◆ Stored entries

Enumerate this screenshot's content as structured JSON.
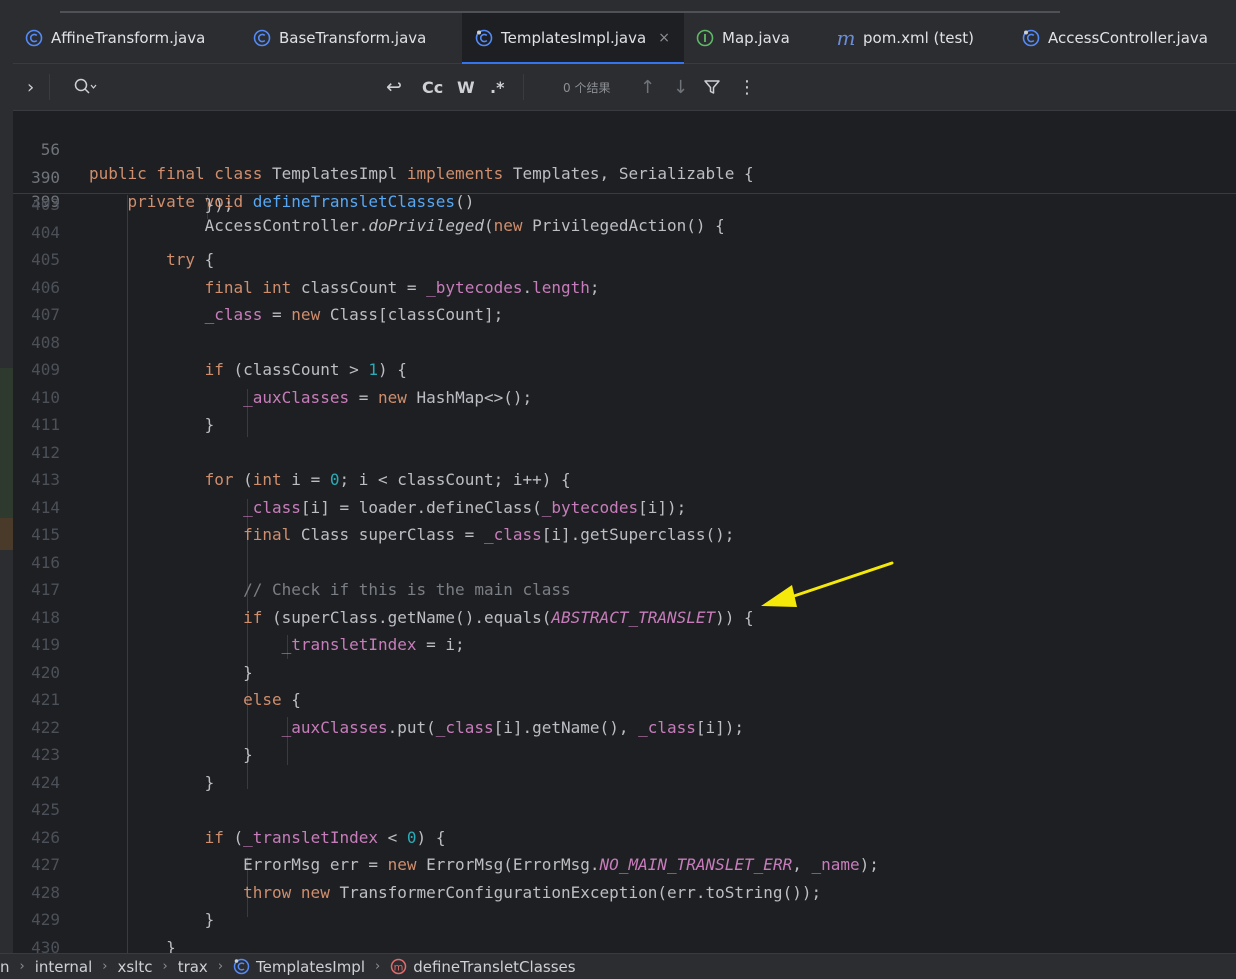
{
  "tabs": [
    {
      "label": "AffineTransform.java",
      "icon": "class-icon"
    },
    {
      "label": "BaseTransform.java",
      "icon": "class-icon"
    },
    {
      "label": "TemplatesImpl.java",
      "icon": "class-icon",
      "active": true,
      "close": "×"
    },
    {
      "label": "Map.java",
      "icon": "interface-icon"
    },
    {
      "label": "pom.xml (test)",
      "icon": "maven-icon",
      "icon_text": "m"
    },
    {
      "label": "AccessController.java",
      "icon": "class-icon"
    }
  ],
  "find": {
    "expand": "›",
    "opts": {
      "newline": "↩",
      "match_case": "Cc",
      "words": "W",
      "regex": ".*"
    },
    "results": "0 个结果",
    "prev": "↑",
    "next": "↓",
    "more": "⋮"
  },
  "sticky": [
    {
      "ln": "56",
      "code": "public final class TemplatesImpl implements Templates, Serializable {"
    },
    {
      "ln": "390",
      "code": "    private void defineTransletClasses()"
    },
    {
      "ln": "399",
      "code": "            AccessController.doPrivileged(new PrivilegedAction() {"
    }
  ],
  "lines": [
    {
      "ln": "403",
      "code": "            });"
    },
    {
      "ln": "404",
      "code": ""
    },
    {
      "ln": "405",
      "code": "        try {"
    },
    {
      "ln": "406",
      "code": "            final int classCount = _bytecodes.length;"
    },
    {
      "ln": "407",
      "code": "            _class = new Class[classCount];"
    },
    {
      "ln": "408",
      "code": ""
    },
    {
      "ln": "409",
      "code": "            if (classCount > 1) {"
    },
    {
      "ln": "410",
      "code": "                _auxClasses = new HashMap<>();"
    },
    {
      "ln": "411",
      "code": "            }"
    },
    {
      "ln": "412",
      "code": ""
    },
    {
      "ln": "413",
      "code": "            for (int i = 0; i < classCount; i++) {"
    },
    {
      "ln": "414",
      "code": "                _class[i] = loader.defineClass(_bytecodes[i]);"
    },
    {
      "ln": "415",
      "code": "                final Class superClass = _class[i].getSuperclass();"
    },
    {
      "ln": "416",
      "code": ""
    },
    {
      "ln": "417",
      "code": "                // Check if this is the main class"
    },
    {
      "ln": "418",
      "code": "                if (superClass.getName().equals(ABSTRACT_TRANSLET)) {"
    },
    {
      "ln": "419",
      "code": "                    _transletIndex = i;"
    },
    {
      "ln": "420",
      "code": "                }"
    },
    {
      "ln": "421",
      "code": "                else {"
    },
    {
      "ln": "422",
      "code": "                    _auxClasses.put(_class[i].getName(), _class[i]);"
    },
    {
      "ln": "423",
      "code": "                }"
    },
    {
      "ln": "424",
      "code": "            }"
    },
    {
      "ln": "425",
      "code": ""
    },
    {
      "ln": "426",
      "code": "            if (_transletIndex < 0) {"
    },
    {
      "ln": "427",
      "code": "                ErrorMsg err = new ErrorMsg(ErrorMsg.NO_MAIN_TRANSLET_ERR, _name);"
    },
    {
      "ln": "428",
      "code": "                throw new TransformerConfigurationException(err.toString());"
    },
    {
      "ln": "429",
      "code": "            }"
    },
    {
      "ln": "430",
      "code": "        }"
    }
  ],
  "breadcrumb": [
    {
      "label": "n"
    },
    {
      "label": "internal"
    },
    {
      "label": "xsltc"
    },
    {
      "label": "trax"
    },
    {
      "label": "TemplatesImpl",
      "icon": "class-icon"
    },
    {
      "label": "defineTransletClasses",
      "icon": "method-icon",
      "icon_text": "m"
    }
  ],
  "breadcrumb_sep": "›",
  "colors": {
    "background": "#1e1f22",
    "keyword": "#cf8e6d",
    "method": "#56a8f5",
    "field": "#c77dbb",
    "number": "#2aacb8",
    "comment": "#7a7e85",
    "annotation_arrow": "#f5e90a",
    "accent": "#3574f0"
  }
}
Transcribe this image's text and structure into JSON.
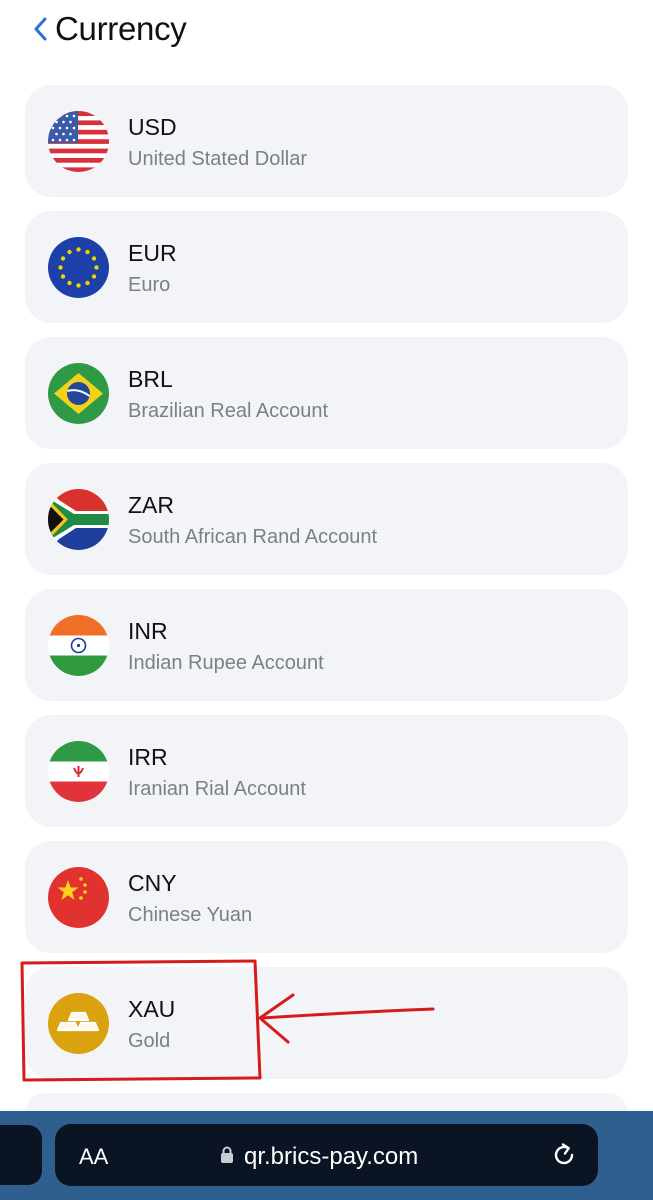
{
  "header": {
    "title": "Currency",
    "back_icon": "chevron-left-icon"
  },
  "currencies": [
    {
      "code": "USD",
      "name": "United Stated Dollar",
      "flag": "us-flag-icon"
    },
    {
      "code": "EUR",
      "name": "Euro",
      "flag": "eu-flag-icon"
    },
    {
      "code": "BRL",
      "name": "Brazilian Real Account",
      "flag": "brazil-flag-icon"
    },
    {
      "code": "ZAR",
      "name": "South African Rand Account",
      "flag": "south-africa-flag-icon"
    },
    {
      "code": "INR",
      "name": "Indian Rupee Account",
      "flag": "india-flag-icon"
    },
    {
      "code": "IRR",
      "name": "Iranian Rial Account",
      "flag": "iran-flag-icon"
    },
    {
      "code": "CNY",
      "name": "Chinese Yuan",
      "flag": "china-flag-icon"
    },
    {
      "code": "XAU",
      "name": "Gold",
      "flag": "gold-bars-icon"
    }
  ],
  "browser": {
    "text_size_button": "AA",
    "url": "qr.brics-pay.com",
    "lock_icon": "lock-icon",
    "reload_icon": "reload-icon"
  },
  "colors": {
    "accent": "#2f6fd6",
    "card_bg": "#f2f4f8",
    "annotation": "#d61b1b",
    "browser_bar": "#2f5f8f",
    "gold": "#d9a20e"
  }
}
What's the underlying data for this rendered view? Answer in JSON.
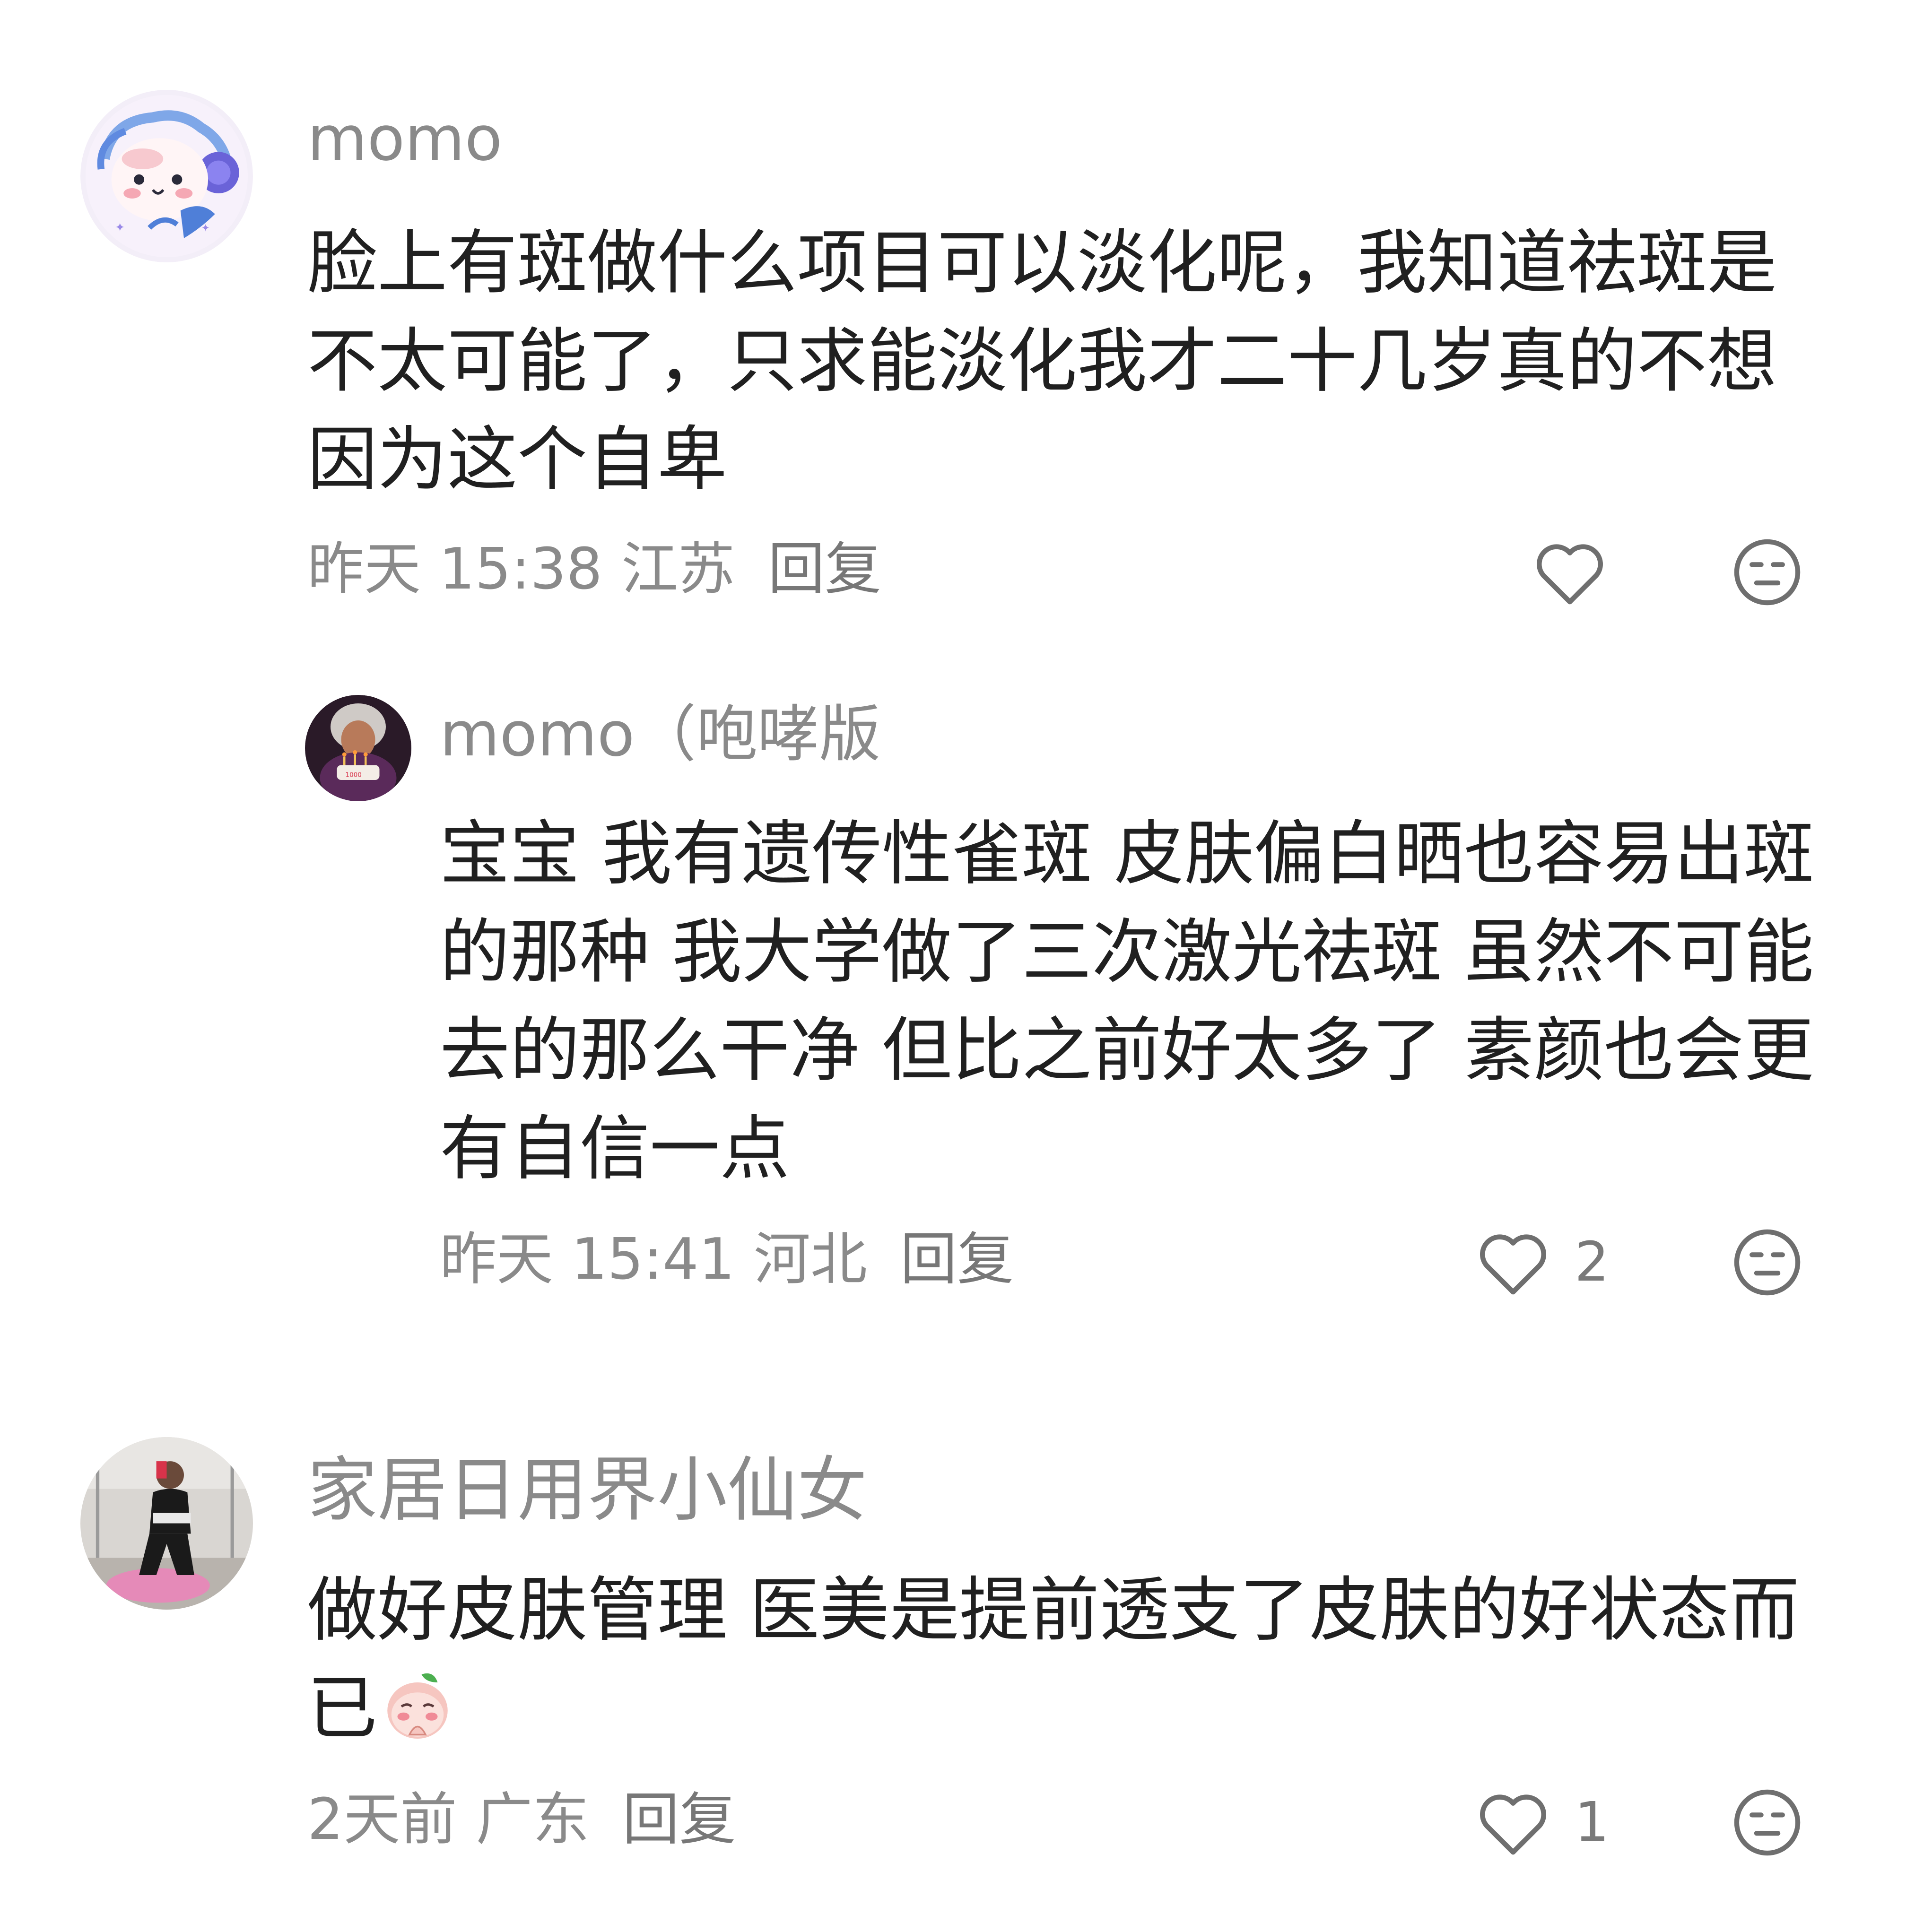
{
  "comments": [
    {
      "username": "momo",
      "content": "脸上有斑做什么项目可以淡化呢，我知道祛斑是不太可能了，只求能淡化我才二十几岁真的不想因为这个自卑",
      "time": "昨天 15:38",
      "region": "江苏",
      "reply_label": "回复",
      "like_count": "",
      "avatar_icon": "cartoon-avatar-with-headphones",
      "replies": [
        {
          "username": "momo（咆哮版",
          "content": "宝宝 我有遗传性雀斑 皮肤偏白晒也容易出斑的那种 我大学做了三次激光祛斑 虽然不可能去的那么干净 但比之前好太多了 素颜也会更有自信一点",
          "time": "昨天 15:41",
          "region": "河北",
          "reply_label": "回复",
          "like_count": "2",
          "avatar_icon": "grandma-birthday-cake-avatar"
        }
      ]
    },
    {
      "username": "家居日用界小仙女",
      "content": "做好皮肤管理 医美是提前透支了皮肤的好状态而已",
      "content_emoji": "peach-praying-emoji",
      "time": "2天前",
      "region": "广东",
      "reply_label": "回复",
      "like_count": "1",
      "avatar_icon": "gym-selfie-photo-avatar"
    }
  ],
  "icons": {
    "like": "heart-outline-icon",
    "dislike": "neutral-face-icon"
  },
  "colors": {
    "text_primary": "#202020",
    "text_secondary": "#8a8a8a",
    "icon_gray": "#6f6f6f"
  }
}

◆ Stated problem
Transcribe the material as is, with images omitted.

◆ Task solution
Enumerate this screenshot's content as structured JSON.
{
  "tabs": [
    {
      "label": "AffineTransform.java",
      "icon": "class-icon"
    },
    {
      "label": "BaseTransform.java",
      "icon": "class-icon"
    },
    {
      "label": "TemplatesImpl.java",
      "icon": "class-icon",
      "active": true,
      "close": "×"
    },
    {
      "label": "Map.java",
      "icon": "interface-icon"
    },
    {
      "label": "pom.xml (test)",
      "icon": "maven-icon",
      "icon_text": "m"
    },
    {
      "label": "AccessController.java",
      "icon": "class-icon"
    }
  ],
  "find": {
    "expand": "›",
    "opts": {
      "newline": "↩",
      "match_case": "Cc",
      "words": "W",
      "regex": ".*"
    },
    "results": "0 个结果",
    "prev": "↑",
    "next": "↓",
    "more": "⋮"
  },
  "sticky": [
    {
      "ln": "56",
      "code": "public final class TemplatesImpl implements Templates, Serializable {"
    },
    {
      "ln": "390",
      "code": "    private void defineTransletClasses()"
    },
    {
      "ln": "399",
      "code": "            AccessController.doPrivileged(new PrivilegedAction() {"
    }
  ],
  "lines": [
    {
      "ln": "403",
      "code": "            });"
    },
    {
      "ln": "404",
      "code": ""
    },
    {
      "ln": "405",
      "code": "        try {"
    },
    {
      "ln": "406",
      "code": "            final int classCount = _bytecodes.length;"
    },
    {
      "ln": "407",
      "code": "            _class = new Class[classCount];"
    },
    {
      "ln": "408",
      "code": ""
    },
    {
      "ln": "409",
      "code": "            if (classCount > 1) {"
    },
    {
      "ln": "410",
      "code": "                _auxClasses = new HashMap<>();"
    },
    {
      "ln": "411",
      "code": "            }"
    },
    {
      "ln": "412",
      "code": ""
    },
    {
      "ln": "413",
      "code": "            for (int i = 0; i < classCount; i++) {"
    },
    {
      "ln": "414",
      "code": "                _class[i] = loader.defineClass(_bytecodes[i]);"
    },
    {
      "ln": "415",
      "code": "                final Class superClass = _class[i].getSuperclass();"
    },
    {
      "ln": "416",
      "code": ""
    },
    {
      "ln": "417",
      "code": "                // Check if this is the main class"
    },
    {
      "ln": "418",
      "code": "                if (superClass.getName().equals(ABSTRACT_TRANSLET)) {"
    },
    {
      "ln": "419",
      "code": "                    _transletIndex = i;"
    },
    {
      "ln": "420",
      "code": "                }"
    },
    {
      "ln": "421",
      "code": "                else {"
    },
    {
      "ln": "422",
      "code": "                    _auxClasses.put(_class[i].getName(), _class[i]);"
    },
    {
      "ln": "423",
      "code": "                }"
    },
    {
      "ln": "424",
      "code": "            }"
    },
    {
      "ln": "425",
      "code": ""
    },
    {
      "ln": "426",
      "code": "            if (_transletIndex < 0) {"
    },
    {
      "ln": "427",
      "code": "                ErrorMsg err = new ErrorMsg(ErrorMsg.NO_MAIN_TRANSLET_ERR, _name);"
    },
    {
      "ln": "428",
      "code": "                throw new TransformerConfigurationException(err.toString());"
    },
    {
      "ln": "429",
      "code": "            }"
    },
    {
      "ln": "430",
      "code": "        }"
    }
  ],
  "breadcrumb": [
    {
      "label": "n"
    },
    {
      "label": "internal"
    },
    {
      "label": "xsltc"
    },
    {
      "label": "trax"
    },
    {
      "label": "TemplatesImpl",
      "icon": "class-icon"
    },
    {
      "label": "defineTransletClasses",
      "icon": "method-icon",
      "icon_text": "m"
    }
  ],
  "breadcrumb_sep": "›",
  "colors": {
    "background": "#1e1f22",
    "keyword": "#cf8e6d",
    "method": "#56a8f5",
    "field": "#c77dbb",
    "number": "#2aacb8",
    "comment": "#7a7e85",
    "annotation_arrow": "#f5e90a",
    "accent": "#3574f0"
  }
}
Transcribe this image's text and structure into JSON.
{
  "header": {
    "title": "Currency",
    "back_icon": "chevron-left-icon"
  },
  "currencies": [
    {
      "code": "USD",
      "name": "United Stated Dollar",
      "flag": "us-flag-icon"
    },
    {
      "code": "EUR",
      "name": "Euro",
      "flag": "eu-flag-icon"
    },
    {
      "code": "BRL",
      "name": "Brazilian Real Account",
      "flag": "brazil-flag-icon"
    },
    {
      "code": "ZAR",
      "name": "South African Rand Account",
      "flag": "south-africa-flag-icon"
    },
    {
      "code": "INR",
      "name": "Indian Rupee Account",
      "flag": "india-flag-icon"
    },
    {
      "code": "IRR",
      "name": "Iranian Rial Account",
      "flag": "iran-flag-icon"
    },
    {
      "code": "CNY",
      "name": "Chinese Yuan",
      "flag": "china-flag-icon"
    },
    {
      "code": "XAU",
      "name": "Gold",
      "flag": "gold-bars-icon"
    }
  ],
  "browser": {
    "text_size_button": "AA",
    "url": "qr.brics-pay.com",
    "lock_icon": "lock-icon",
    "reload_icon": "reload-icon"
  },
  "colors": {
    "accent": "#2f6fd6",
    "card_bg": "#f2f4f8",
    "annotation": "#d61b1b",
    "browser_bar": "#2f5f8f",
    "gold": "#d9a20e"
  }
}
What's the underlying data for this rendered view? Answer in JSON.
{
  "comments": [
    {
      "username": "momo",
      "content": "脸上有斑做什么项目可以淡化呢，我知道祛斑是不太可能了，只求能淡化我才二十几岁真的不想因为这个自卑",
      "time": "昨天 15:38",
      "region": "江苏",
      "reply_label": "回复",
      "like_count": "",
      "avatar_icon": "cartoon-avatar-with-headphones",
      "replies": [
        {
          "username": "momo（咆哮版",
          "content": "宝宝 我有遗传性雀斑 皮肤偏白晒也容易出斑的那种 我大学做了三次激光祛斑 虽然不可能去的那么干净 但比之前好太多了 素颜也会更有自信一点",
          "time": "昨天 15:41",
          "region": "河北",
          "reply_label": "回复",
          "like_count": "2",
          "avatar_icon": "grandma-birthday-cake-avatar"
        }
      ]
    },
    {
      "username": "家居日用界小仙女",
      "content": "做好皮肤管理 医美是提前透支了皮肤的好状态而已",
      "content_emoji": "peach-praying-emoji",
      "time": "2天前",
      "region": "广东",
      "reply_label": "回复",
      "like_count": "1",
      "avatar_icon": "gym-selfie-photo-avatar"
    }
  ],
  "icons": {
    "like": "heart-outline-icon",
    "dislike": "neutral-face-icon"
  },
  "colors": {
    "text_primary": "#202020",
    "text_secondary": "#8a8a8a",
    "icon_gray": "#6f6f6f"
  }
}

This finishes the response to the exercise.